All lines in the data bearing the string "rdquo" should be identified and copied.

Start Exercise material

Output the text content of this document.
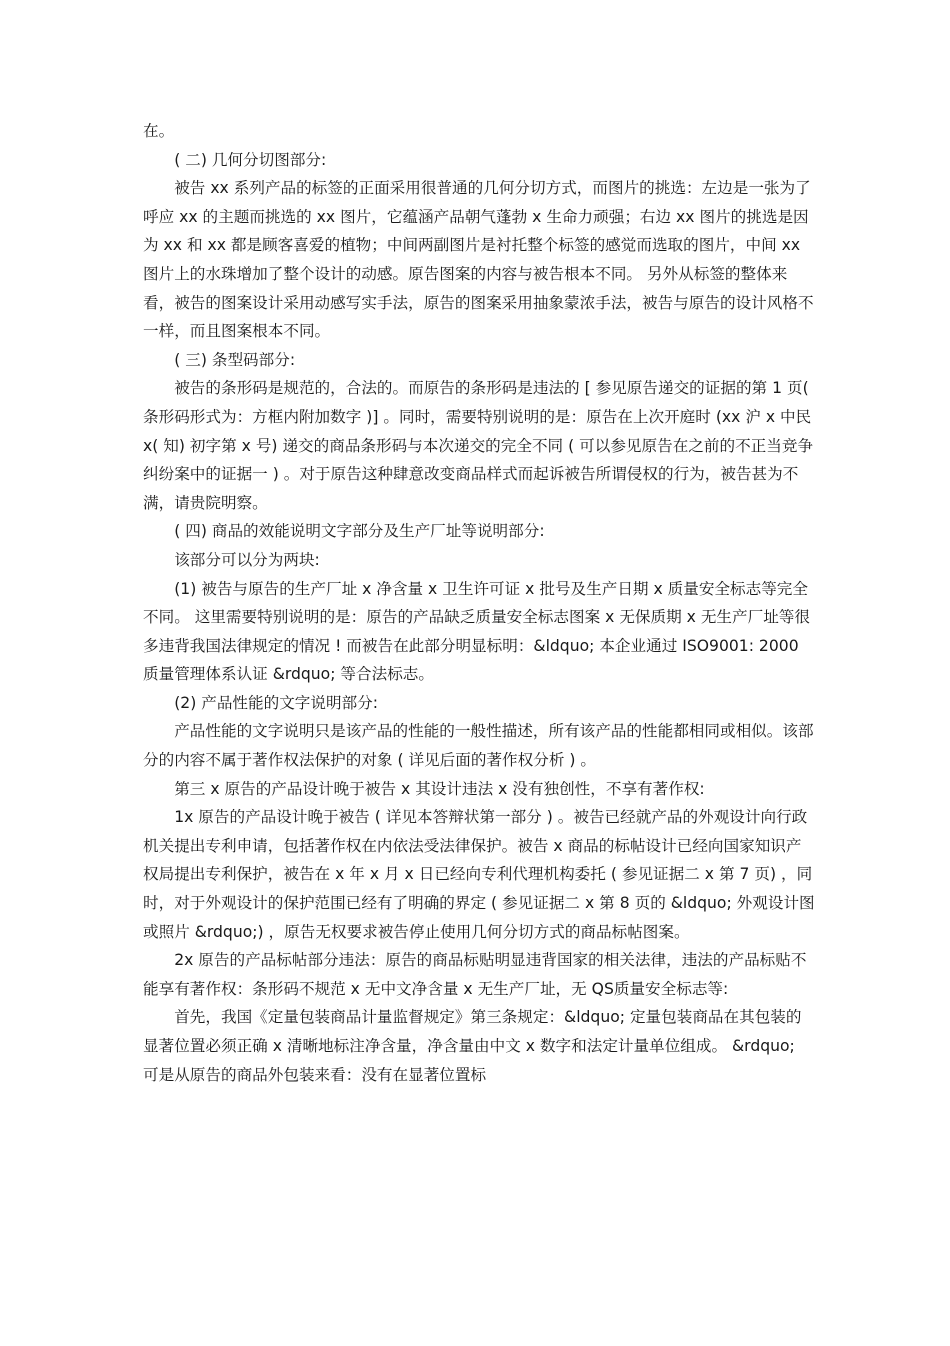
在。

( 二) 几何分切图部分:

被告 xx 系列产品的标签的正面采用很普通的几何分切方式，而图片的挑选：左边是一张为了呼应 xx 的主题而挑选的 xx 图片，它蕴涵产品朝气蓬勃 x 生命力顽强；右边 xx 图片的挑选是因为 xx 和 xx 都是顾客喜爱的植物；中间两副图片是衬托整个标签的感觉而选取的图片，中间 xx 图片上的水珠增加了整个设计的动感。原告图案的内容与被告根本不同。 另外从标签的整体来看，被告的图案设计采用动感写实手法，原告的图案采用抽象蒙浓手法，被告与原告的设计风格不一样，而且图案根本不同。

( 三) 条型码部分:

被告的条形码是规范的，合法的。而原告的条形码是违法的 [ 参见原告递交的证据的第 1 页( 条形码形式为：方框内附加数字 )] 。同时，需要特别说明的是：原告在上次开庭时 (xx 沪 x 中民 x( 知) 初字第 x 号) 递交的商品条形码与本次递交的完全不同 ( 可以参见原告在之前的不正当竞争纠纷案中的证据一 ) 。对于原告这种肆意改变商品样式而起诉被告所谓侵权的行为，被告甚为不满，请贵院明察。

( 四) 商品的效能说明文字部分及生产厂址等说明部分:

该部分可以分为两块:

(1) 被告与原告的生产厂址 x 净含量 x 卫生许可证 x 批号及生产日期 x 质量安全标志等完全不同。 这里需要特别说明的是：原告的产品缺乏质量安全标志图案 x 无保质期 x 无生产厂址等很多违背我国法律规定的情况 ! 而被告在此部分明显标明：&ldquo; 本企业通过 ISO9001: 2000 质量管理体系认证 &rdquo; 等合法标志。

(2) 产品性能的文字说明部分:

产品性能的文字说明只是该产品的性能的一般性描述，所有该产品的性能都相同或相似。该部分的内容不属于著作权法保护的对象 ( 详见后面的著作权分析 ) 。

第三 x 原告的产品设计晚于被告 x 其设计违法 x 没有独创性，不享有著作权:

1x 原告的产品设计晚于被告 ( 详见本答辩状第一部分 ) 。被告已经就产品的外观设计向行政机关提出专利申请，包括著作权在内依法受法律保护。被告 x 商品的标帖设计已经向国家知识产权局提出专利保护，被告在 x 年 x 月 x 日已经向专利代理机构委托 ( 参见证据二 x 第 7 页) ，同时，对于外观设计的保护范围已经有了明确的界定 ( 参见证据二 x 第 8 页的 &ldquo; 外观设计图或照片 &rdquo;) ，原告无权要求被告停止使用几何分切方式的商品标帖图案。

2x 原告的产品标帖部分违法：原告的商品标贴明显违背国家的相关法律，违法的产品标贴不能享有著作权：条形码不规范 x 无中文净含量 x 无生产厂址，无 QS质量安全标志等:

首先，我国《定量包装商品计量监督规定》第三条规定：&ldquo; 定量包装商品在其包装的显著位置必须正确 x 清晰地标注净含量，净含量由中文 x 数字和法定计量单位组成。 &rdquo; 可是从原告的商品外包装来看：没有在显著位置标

End Exercise material

▶ [In response]:
(1) 被告与原告的生产厂址 x 净含量 x 卫生许可证 x 批号及生产日期 x 质量安全标志等完全不同。 这里需要特别说明的是：原告的产品缺乏质量安全标志图案 x 无保质期 x 无生产厂址等很多违背我国法律规定的情况 ! 而被告在此部分明显标明：&ldquo; 本企业通过 ISO9001: 2000 质量管理体系认证 &rdquo; 等合法标志。
1x 原告的产品设计晚于被告 ( 详见本答辩状第一部分 ) 。被告已经就产品的外观设计向行政机关提出专利申请，包括著作权在内依法受法律保护。被告 x 商品的标帖设计已经向国家知识产权局提出专利保护，被告在 x 年 x 月 x 日已经向专利代理机构委托 ( 参见证据二 x 第 7 页) ，同时，对于外观设计的保护范围已经有了明确的界定 ( 参见证据二 x 第 8 页的 &ldquo; 外观设计图或照片 &rdquo;) ，原告无权要求被告停止使用几何分切方式的商品标帖图案。
首先，我国《定量包装商品计量监督规定》第三条规定：&ldquo; 定量包装商品在其包装的显著位置必须正确 x 清晰地标注净含量，净含量由中文 x 数字和法定计量单位组成。 &rdquo; 可是从原告的商品外包装来看：没有在显著位置标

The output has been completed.